--- Begin RECORDED INFORMATION ---
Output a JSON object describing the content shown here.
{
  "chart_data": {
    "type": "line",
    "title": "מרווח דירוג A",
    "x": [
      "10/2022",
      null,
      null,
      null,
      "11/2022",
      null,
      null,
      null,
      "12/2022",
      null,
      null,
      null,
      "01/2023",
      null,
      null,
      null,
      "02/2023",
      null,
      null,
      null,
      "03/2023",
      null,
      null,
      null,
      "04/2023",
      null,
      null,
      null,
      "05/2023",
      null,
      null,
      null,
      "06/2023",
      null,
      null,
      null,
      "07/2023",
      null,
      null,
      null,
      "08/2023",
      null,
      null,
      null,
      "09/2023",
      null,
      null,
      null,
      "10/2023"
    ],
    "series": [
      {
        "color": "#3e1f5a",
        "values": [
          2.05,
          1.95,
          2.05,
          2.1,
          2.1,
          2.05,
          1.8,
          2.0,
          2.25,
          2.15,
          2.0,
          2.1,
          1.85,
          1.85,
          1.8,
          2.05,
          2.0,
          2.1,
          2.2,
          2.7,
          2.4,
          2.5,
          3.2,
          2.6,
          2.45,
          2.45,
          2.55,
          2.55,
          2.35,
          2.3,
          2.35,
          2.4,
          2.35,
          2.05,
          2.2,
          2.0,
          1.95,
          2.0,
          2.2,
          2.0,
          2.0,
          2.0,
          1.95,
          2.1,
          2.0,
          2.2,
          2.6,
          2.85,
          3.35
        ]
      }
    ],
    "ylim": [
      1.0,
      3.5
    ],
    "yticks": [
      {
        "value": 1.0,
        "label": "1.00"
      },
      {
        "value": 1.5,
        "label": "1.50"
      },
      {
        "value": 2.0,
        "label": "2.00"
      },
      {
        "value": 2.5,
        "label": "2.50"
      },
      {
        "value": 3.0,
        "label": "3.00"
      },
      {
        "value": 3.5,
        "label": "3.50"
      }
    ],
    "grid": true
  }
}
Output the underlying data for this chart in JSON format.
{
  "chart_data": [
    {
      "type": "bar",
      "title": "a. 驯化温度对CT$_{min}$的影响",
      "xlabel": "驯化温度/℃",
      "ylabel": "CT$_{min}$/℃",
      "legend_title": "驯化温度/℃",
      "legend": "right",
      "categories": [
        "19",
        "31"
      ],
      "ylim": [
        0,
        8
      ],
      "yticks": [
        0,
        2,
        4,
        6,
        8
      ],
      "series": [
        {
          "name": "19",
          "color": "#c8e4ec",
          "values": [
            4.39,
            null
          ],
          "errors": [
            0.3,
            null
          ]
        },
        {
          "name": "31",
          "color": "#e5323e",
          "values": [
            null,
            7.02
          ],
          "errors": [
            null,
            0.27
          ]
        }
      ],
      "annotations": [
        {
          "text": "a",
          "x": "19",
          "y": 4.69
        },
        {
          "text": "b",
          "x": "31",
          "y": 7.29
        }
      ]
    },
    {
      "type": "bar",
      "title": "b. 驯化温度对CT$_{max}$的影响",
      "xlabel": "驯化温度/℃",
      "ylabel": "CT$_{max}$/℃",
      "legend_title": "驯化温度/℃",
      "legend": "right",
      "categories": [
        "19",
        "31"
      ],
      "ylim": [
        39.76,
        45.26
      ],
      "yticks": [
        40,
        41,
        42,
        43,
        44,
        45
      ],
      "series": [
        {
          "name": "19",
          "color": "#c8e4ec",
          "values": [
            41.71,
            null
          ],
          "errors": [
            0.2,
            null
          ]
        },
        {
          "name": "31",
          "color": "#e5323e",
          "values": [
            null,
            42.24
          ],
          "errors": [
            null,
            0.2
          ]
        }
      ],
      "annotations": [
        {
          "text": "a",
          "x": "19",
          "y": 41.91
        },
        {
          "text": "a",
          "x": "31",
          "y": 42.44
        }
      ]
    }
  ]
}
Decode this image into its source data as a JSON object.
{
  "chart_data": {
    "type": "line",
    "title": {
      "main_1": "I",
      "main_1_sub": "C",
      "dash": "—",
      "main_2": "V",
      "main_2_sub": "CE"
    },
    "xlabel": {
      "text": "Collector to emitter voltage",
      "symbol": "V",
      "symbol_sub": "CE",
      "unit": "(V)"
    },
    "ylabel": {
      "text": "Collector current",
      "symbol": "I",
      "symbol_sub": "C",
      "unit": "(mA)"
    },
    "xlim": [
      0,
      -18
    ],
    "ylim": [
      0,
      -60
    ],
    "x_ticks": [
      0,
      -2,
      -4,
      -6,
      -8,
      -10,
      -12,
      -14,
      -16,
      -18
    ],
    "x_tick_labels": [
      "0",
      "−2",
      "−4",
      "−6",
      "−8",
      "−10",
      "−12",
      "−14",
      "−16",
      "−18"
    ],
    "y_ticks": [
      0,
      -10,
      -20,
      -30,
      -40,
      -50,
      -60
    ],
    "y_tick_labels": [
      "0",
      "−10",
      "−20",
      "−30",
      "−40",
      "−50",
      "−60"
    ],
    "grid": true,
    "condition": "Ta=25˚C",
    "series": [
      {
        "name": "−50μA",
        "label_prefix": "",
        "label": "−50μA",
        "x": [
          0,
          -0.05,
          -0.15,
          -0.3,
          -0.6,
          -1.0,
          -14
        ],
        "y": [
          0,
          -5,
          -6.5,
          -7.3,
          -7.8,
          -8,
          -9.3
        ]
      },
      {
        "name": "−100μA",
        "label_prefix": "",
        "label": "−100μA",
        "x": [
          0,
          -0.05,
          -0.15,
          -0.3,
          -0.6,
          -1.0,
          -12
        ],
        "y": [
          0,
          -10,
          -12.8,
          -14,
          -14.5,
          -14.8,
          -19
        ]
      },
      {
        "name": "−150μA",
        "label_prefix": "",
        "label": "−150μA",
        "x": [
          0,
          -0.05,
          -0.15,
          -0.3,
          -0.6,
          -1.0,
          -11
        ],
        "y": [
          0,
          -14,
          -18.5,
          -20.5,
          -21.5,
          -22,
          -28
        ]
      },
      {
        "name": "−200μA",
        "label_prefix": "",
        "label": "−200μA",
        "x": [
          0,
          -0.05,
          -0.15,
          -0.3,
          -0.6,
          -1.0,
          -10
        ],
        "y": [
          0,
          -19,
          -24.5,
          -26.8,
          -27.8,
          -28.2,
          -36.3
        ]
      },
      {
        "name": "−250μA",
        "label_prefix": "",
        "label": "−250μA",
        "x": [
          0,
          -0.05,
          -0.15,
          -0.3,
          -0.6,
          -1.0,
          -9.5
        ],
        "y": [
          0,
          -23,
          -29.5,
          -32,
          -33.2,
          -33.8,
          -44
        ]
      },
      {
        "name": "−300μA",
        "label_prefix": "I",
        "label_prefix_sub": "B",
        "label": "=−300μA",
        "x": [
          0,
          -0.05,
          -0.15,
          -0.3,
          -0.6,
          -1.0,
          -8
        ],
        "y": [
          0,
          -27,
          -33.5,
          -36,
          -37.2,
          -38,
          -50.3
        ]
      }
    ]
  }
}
--- End RECORDED INFORMATION ---
--- Begin RECORDED INFORMATION ---
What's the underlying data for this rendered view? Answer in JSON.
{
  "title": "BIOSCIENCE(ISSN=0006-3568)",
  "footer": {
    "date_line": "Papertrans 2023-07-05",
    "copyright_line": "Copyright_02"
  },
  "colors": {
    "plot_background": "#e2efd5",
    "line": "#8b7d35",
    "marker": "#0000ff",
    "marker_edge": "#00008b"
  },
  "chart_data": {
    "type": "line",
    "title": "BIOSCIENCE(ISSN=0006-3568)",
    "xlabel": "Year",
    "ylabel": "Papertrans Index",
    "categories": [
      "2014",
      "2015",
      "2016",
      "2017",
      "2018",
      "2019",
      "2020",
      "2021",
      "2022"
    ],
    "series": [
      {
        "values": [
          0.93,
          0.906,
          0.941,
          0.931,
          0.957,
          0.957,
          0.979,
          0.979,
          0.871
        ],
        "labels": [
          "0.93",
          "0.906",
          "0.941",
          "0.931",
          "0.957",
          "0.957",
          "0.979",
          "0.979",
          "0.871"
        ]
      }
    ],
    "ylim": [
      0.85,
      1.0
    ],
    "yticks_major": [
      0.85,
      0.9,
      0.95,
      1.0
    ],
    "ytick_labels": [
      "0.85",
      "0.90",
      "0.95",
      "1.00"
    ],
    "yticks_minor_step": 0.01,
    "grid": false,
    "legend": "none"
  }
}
--- End RECORDED INFORMATION ---
--- Begin RECORDED INFORMATION ---
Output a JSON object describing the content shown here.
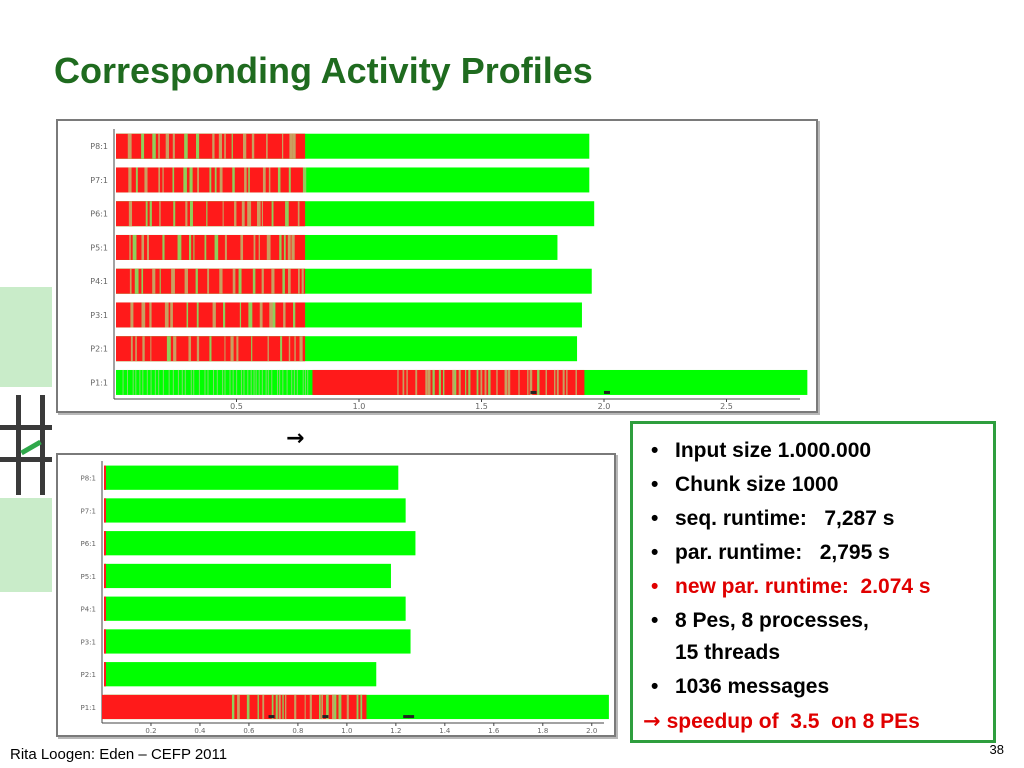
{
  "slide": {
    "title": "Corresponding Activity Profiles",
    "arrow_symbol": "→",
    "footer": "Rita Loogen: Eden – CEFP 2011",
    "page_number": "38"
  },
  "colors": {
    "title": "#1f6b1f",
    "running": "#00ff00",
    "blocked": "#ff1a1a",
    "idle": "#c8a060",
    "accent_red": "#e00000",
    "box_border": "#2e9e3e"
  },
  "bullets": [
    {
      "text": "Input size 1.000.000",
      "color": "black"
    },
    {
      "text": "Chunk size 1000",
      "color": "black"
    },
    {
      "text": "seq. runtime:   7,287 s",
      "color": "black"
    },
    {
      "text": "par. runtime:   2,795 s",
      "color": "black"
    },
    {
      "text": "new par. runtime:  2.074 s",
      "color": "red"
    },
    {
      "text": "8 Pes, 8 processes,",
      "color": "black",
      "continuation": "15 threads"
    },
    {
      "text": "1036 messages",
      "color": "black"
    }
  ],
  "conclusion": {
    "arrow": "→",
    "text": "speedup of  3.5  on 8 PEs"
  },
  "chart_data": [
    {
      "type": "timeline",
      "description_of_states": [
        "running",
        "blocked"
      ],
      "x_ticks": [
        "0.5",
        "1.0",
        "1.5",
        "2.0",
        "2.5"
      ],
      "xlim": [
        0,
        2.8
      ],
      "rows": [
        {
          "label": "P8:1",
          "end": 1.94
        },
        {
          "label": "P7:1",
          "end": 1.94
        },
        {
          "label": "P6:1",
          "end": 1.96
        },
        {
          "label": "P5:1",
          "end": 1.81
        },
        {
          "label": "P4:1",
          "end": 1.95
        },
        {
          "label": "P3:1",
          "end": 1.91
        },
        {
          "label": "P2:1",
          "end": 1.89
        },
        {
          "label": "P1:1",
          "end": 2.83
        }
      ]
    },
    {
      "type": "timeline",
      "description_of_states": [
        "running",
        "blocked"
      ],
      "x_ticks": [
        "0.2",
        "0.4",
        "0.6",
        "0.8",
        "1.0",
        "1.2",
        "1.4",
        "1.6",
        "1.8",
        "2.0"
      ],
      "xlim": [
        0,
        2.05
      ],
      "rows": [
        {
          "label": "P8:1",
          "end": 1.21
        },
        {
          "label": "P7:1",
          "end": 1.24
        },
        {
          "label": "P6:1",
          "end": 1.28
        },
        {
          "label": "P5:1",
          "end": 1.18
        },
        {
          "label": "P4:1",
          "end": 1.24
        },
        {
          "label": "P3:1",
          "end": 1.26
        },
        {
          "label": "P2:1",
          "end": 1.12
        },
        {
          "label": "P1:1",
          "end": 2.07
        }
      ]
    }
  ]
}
--- End RECORDED INFORMATION ---
**WRITTEN EXERCISE:** Report how many lines above hold the string "驯化温度对CT", giving nothing but the number.

**EXERCISE SOLUTION:** 2